• [Directive]: Please retype the records below exactly, leaving out any pictures.

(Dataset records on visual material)

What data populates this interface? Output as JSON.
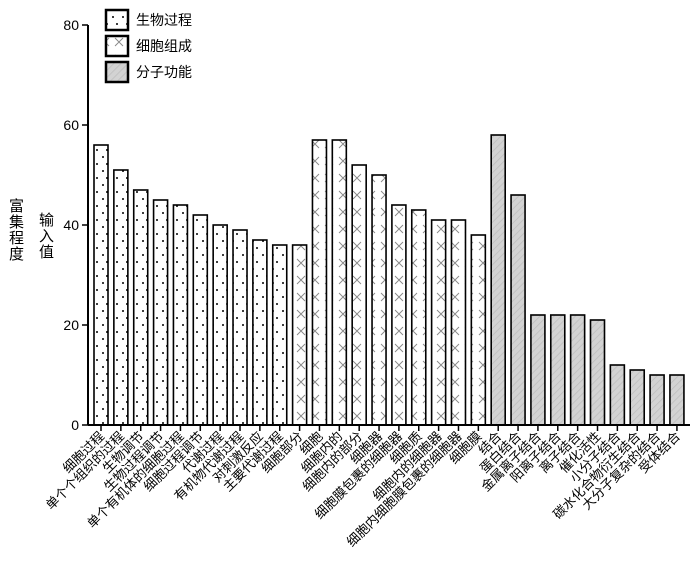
{
  "chart_data": {
    "type": "bar",
    "ylabel": "富集程度",
    "ylabel2": "输入值",
    "ylim": [
      0,
      80
    ],
    "yticks": [
      0,
      20,
      40,
      60,
      80
    ],
    "grid": false,
    "legend_placement": "top-left",
    "series": [
      {
        "name": "生物过程",
        "pattern": "dots",
        "color": "#ffffff",
        "categories": [
          "细胞过程",
          "单个个组织的过程",
          "生物调节",
          "生物过程调节",
          "单个有机体的细胞过程",
          "细胞过程调节",
          "代谢过程",
          "有机物代谢过程",
          "对刺激反应",
          "主要代谢过程"
        ],
        "values": [
          56,
          51,
          47,
          45,
          44,
          42,
          40,
          39,
          37,
          36
        ]
      },
      {
        "name": "细胞组成",
        "pattern": "crosses",
        "color": "#ffffff",
        "categories": [
          "细胞部分",
          "细胞",
          "细胞内的",
          "细胞内的部分",
          "细胞器",
          "细胞膜包裹的细胞器",
          "细胞质",
          "细胞内的细胞器",
          "细胞内细胞膜包裹的细胞器",
          "细胞膜"
        ],
        "values": [
          36,
          57,
          57,
          52,
          50,
          44,
          43,
          41,
          41,
          38
        ]
      },
      {
        "name": "分子功能",
        "pattern": "hatch",
        "color": "#d3d3d3",
        "categories": [
          "结合",
          "蛋白结合",
          "金属离子结合",
          "阳离子结合",
          "离子结合",
          "催化活性",
          "小分子结合",
          "碳水化合物衍生结合",
          "大分子复杂的结合",
          "受体结合"
        ],
        "values": [
          58,
          46,
          22,
          22,
          22,
          21,
          12,
          11,
          10,
          10
        ]
      }
    ]
  }
}
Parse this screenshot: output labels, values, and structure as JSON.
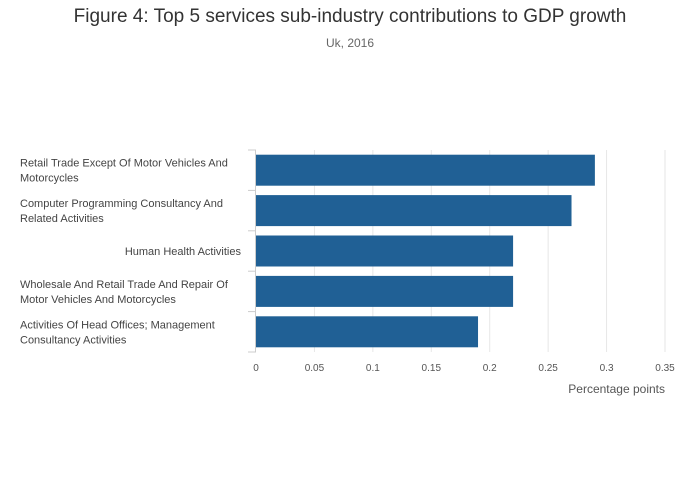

• [Correct output]:
What data populates this interface? Output as JSON.
{
  "chart_data": {
    "type": "bar",
    "ylabel": "富集程度",
    "ylabel2": "输入值",
    "ylim": [
      0,
      80
    ],
    "yticks": [
      0,
      20,
      40,
      60,
      80
    ],
    "grid": false,
    "legend_placement": "top-left",
    "series": [
      {
        "name": "生物过程",
        "pattern": "dots",
        "color": "#ffffff",
        "categories": [
          "细胞过程",
          "单个个组织的过程",
          "生物调节",
          "生物过程调节",
          "单个有机体的细胞过程",
          "细胞过程调节",
          "代谢过程",
          "有机物代谢过程",
          "对刺激反应",
          "主要代谢过程"
        ],
        "values": [
          56,
          51,
          47,
          45,
          44,
          42,
          40,
          39,
          37,
          36
        ]
      },
      {
        "name": "细胞组成",
        "pattern": "crosses",
        "color": "#ffffff",
        "categories": [
          "细胞部分",
          "细胞",
          "细胞内的",
          "细胞内的部分",
          "细胞器",
          "细胞膜包裹的细胞器",
          "细胞质",
          "细胞内的细胞器",
          "细胞内细胞膜包裹的细胞器",
          "细胞膜"
        ],
        "values": [
          36,
          57,
          57,
          52,
          50,
          44,
          43,
          41,
          41,
          38
        ]
      },
      {
        "name": "分子功能",
        "pattern": "hatch",
        "color": "#d3d3d3",
        "categories": [
          "结合",
          "蛋白结合",
          "金属离子结合",
          "阳离子结合",
          "离子结合",
          "催化活性",
          "小分子结合",
          "碳水化合物衍生结合",
          "大分子复杂的结合",
          "受体结合"
        ],
        "values": [
          58,
          46,
          22,
          22,
          22,
          21,
          12,
          11,
          10,
          10
        ]
      }
    ]
  }
}
Parse this screenshot: output labels, values, and structure as JSON.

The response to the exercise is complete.